<<<<

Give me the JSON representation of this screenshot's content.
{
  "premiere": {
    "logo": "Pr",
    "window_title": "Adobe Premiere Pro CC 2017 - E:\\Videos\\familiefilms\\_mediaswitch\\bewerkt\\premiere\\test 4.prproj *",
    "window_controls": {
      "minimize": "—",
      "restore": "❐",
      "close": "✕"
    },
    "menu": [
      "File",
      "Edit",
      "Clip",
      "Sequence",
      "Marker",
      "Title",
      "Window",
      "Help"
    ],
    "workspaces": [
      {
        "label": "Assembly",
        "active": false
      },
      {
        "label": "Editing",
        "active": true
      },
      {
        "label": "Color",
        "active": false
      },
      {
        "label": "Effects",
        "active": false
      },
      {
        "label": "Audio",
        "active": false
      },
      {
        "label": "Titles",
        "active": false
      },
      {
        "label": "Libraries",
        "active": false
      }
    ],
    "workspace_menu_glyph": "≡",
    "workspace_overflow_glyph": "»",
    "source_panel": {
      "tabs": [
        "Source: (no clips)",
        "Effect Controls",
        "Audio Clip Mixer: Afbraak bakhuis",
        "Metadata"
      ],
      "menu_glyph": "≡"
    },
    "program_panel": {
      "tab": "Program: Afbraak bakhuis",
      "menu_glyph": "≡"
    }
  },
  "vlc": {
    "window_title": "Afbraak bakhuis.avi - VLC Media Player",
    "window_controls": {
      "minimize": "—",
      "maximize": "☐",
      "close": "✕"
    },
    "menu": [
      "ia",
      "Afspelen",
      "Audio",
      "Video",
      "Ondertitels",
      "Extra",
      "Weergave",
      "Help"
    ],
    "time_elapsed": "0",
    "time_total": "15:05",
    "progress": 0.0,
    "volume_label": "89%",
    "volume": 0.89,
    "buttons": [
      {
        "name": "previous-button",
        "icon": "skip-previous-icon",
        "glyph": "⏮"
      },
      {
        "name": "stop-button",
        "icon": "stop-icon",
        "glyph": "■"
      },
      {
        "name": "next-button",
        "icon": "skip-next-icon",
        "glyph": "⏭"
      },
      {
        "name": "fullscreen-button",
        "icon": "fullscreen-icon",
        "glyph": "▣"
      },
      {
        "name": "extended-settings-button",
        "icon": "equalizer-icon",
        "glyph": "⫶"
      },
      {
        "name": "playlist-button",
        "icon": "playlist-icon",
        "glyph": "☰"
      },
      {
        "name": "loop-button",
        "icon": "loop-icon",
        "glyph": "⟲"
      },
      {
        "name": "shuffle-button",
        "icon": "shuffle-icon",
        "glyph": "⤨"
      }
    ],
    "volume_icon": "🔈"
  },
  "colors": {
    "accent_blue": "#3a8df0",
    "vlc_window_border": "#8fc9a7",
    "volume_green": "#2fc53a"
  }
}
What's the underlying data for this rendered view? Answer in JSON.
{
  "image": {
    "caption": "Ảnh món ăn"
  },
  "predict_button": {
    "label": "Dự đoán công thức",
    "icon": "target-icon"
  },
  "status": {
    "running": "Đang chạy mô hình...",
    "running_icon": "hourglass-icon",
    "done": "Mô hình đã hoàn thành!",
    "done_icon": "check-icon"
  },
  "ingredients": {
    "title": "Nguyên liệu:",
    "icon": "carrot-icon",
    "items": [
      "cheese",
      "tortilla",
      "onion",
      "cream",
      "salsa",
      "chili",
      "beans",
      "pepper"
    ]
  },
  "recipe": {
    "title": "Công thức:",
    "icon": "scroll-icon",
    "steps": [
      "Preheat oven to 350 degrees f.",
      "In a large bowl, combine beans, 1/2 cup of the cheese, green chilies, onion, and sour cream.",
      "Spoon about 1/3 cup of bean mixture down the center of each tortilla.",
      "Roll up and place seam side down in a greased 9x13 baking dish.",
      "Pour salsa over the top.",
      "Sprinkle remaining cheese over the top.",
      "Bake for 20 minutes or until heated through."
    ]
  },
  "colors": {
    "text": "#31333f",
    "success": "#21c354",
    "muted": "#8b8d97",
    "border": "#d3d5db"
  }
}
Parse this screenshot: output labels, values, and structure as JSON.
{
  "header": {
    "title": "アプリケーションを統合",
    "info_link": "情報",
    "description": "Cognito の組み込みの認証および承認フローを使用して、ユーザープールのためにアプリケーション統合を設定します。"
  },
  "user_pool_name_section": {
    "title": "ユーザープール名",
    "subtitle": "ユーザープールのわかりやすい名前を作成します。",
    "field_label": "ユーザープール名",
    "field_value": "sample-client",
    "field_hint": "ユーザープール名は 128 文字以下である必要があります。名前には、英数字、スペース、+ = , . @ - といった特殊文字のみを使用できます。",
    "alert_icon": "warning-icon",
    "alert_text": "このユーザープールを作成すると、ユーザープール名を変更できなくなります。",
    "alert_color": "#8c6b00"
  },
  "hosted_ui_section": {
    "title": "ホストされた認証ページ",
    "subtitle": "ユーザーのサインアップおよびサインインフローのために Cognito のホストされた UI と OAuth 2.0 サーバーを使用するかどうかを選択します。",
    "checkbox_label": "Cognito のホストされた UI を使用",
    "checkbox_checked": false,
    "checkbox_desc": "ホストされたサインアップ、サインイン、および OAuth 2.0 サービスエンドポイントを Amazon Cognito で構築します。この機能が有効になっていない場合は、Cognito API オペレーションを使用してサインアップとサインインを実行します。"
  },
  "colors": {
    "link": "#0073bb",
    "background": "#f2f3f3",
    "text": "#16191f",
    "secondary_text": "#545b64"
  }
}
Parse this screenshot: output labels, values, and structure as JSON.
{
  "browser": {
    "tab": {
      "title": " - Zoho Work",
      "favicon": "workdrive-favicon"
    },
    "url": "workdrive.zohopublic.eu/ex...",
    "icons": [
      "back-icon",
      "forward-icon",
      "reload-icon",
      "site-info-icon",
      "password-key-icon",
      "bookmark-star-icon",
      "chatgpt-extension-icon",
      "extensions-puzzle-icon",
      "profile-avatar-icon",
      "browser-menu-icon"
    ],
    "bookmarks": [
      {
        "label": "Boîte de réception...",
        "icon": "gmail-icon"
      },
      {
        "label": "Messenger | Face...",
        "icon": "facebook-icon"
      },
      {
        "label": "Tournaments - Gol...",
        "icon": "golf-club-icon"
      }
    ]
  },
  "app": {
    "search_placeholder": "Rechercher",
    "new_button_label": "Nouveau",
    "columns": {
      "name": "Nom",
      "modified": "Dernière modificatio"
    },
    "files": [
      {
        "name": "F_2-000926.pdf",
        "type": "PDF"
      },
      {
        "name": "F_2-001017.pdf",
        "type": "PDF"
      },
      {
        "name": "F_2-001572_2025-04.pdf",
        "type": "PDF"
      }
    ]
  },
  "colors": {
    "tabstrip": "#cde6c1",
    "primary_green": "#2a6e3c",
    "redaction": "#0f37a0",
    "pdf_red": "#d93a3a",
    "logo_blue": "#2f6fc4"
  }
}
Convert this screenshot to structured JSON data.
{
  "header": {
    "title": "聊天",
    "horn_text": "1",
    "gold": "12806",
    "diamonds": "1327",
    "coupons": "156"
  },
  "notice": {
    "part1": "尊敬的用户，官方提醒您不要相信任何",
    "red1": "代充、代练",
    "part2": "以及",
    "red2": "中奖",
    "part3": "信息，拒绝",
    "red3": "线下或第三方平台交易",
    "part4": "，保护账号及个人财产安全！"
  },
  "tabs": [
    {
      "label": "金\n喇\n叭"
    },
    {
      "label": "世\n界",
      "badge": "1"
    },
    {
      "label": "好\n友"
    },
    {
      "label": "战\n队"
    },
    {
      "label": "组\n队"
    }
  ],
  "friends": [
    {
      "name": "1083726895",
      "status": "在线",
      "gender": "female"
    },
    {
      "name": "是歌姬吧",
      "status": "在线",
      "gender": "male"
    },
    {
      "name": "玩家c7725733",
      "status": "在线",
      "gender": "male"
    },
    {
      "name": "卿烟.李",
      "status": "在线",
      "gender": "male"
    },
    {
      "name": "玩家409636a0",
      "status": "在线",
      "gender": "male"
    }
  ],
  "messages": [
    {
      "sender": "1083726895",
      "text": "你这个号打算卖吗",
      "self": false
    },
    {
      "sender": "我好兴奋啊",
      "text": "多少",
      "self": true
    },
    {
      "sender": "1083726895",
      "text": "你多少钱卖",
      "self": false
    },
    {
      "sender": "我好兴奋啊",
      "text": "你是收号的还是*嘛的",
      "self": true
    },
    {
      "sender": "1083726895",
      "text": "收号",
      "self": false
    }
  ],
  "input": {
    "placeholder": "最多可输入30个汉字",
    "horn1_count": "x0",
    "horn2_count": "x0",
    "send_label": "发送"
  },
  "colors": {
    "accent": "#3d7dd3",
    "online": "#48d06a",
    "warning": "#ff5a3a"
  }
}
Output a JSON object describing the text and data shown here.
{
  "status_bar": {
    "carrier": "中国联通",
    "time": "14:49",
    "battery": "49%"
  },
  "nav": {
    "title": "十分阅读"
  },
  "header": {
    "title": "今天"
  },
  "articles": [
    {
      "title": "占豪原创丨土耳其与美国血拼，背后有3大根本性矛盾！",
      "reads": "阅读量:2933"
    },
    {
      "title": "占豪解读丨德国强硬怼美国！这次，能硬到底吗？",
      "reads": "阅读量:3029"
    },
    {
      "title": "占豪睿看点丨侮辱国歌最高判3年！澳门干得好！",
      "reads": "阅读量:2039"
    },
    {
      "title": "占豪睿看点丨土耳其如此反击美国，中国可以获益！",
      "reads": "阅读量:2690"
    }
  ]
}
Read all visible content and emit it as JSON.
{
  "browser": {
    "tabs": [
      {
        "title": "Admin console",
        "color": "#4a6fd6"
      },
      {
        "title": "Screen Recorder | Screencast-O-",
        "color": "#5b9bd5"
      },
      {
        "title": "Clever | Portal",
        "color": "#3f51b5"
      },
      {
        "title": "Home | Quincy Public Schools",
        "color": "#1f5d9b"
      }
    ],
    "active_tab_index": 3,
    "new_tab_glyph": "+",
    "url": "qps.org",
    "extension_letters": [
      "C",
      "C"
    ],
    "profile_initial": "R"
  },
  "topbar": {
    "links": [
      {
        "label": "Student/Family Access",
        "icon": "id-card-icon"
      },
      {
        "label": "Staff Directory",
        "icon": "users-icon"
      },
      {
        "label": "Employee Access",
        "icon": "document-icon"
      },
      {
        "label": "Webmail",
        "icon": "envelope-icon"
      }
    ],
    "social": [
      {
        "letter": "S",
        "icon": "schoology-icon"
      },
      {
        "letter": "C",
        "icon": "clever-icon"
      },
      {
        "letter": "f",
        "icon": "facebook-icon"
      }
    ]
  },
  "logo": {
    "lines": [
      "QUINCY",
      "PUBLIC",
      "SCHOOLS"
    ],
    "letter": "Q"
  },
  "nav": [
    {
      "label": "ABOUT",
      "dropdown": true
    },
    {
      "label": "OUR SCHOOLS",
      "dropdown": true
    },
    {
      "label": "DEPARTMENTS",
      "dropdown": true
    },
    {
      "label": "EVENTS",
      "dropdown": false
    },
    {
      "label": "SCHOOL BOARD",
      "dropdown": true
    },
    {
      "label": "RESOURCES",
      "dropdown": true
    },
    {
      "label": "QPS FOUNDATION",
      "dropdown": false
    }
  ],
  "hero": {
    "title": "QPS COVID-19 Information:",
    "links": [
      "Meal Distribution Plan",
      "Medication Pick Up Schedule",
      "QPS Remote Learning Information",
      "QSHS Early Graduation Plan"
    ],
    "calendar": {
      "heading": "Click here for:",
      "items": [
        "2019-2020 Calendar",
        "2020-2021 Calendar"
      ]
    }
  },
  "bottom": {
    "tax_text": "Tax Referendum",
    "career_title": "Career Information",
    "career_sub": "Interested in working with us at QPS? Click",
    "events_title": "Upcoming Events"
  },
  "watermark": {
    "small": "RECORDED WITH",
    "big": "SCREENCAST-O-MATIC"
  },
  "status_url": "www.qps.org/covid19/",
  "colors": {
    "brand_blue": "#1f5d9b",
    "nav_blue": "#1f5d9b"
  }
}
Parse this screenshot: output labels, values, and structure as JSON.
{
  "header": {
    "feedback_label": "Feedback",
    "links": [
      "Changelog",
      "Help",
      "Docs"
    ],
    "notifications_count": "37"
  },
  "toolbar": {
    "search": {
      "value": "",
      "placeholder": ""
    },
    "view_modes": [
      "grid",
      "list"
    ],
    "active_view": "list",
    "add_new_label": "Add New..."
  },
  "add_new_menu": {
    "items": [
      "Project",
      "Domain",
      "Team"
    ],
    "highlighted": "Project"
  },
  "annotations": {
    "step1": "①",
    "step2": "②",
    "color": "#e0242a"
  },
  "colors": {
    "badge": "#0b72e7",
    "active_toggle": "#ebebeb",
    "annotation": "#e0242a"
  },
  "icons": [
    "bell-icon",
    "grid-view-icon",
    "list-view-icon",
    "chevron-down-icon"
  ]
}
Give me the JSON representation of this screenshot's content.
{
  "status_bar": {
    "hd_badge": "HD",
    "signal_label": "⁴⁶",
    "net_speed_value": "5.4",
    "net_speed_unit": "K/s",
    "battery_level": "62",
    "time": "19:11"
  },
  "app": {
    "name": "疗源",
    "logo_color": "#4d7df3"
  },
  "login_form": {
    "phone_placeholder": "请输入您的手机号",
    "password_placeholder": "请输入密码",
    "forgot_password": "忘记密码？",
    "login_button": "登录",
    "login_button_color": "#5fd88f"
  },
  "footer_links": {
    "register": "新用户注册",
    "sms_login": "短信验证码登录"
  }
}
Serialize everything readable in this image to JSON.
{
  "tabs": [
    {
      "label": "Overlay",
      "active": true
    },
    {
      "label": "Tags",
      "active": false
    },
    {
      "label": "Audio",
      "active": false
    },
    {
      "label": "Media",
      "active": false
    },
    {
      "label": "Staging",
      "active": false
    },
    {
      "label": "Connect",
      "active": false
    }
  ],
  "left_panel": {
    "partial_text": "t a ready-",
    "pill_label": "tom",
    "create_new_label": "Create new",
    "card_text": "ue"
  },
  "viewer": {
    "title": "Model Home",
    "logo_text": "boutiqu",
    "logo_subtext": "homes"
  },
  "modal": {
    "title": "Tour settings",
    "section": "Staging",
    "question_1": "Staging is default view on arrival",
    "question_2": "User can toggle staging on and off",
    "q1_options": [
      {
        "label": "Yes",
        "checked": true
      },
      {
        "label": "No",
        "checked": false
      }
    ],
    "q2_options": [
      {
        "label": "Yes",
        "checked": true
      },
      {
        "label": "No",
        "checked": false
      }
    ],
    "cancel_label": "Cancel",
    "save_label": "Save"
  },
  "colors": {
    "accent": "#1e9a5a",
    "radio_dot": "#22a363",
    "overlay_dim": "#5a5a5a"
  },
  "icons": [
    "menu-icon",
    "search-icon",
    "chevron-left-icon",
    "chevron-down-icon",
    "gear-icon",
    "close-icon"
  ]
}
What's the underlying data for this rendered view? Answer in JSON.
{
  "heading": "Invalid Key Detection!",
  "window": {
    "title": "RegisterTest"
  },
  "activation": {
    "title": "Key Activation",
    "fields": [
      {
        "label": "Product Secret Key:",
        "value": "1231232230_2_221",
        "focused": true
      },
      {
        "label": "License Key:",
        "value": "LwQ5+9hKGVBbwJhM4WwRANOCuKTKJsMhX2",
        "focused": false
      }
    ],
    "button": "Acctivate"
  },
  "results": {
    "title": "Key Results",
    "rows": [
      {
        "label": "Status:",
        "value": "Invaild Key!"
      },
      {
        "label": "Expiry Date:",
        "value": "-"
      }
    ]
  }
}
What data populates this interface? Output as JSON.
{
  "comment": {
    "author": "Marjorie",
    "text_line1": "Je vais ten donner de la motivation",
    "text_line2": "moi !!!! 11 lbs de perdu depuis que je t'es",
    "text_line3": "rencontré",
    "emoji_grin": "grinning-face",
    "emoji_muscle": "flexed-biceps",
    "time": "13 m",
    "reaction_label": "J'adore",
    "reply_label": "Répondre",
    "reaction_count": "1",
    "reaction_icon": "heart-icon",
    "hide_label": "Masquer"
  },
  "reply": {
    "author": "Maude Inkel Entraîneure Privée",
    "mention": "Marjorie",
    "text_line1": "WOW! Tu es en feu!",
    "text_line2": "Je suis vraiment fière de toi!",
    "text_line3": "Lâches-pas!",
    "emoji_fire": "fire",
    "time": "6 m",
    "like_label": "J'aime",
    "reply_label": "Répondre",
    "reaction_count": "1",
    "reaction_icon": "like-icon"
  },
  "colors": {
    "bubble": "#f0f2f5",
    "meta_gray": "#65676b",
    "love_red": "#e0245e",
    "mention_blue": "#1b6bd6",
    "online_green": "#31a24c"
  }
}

>>>>

● **What is asked**
Pull out all lines containing "warning".

● **Solved exercise**
    "alert_icon": "warning-icon",
    "warning": "#ff5a3a"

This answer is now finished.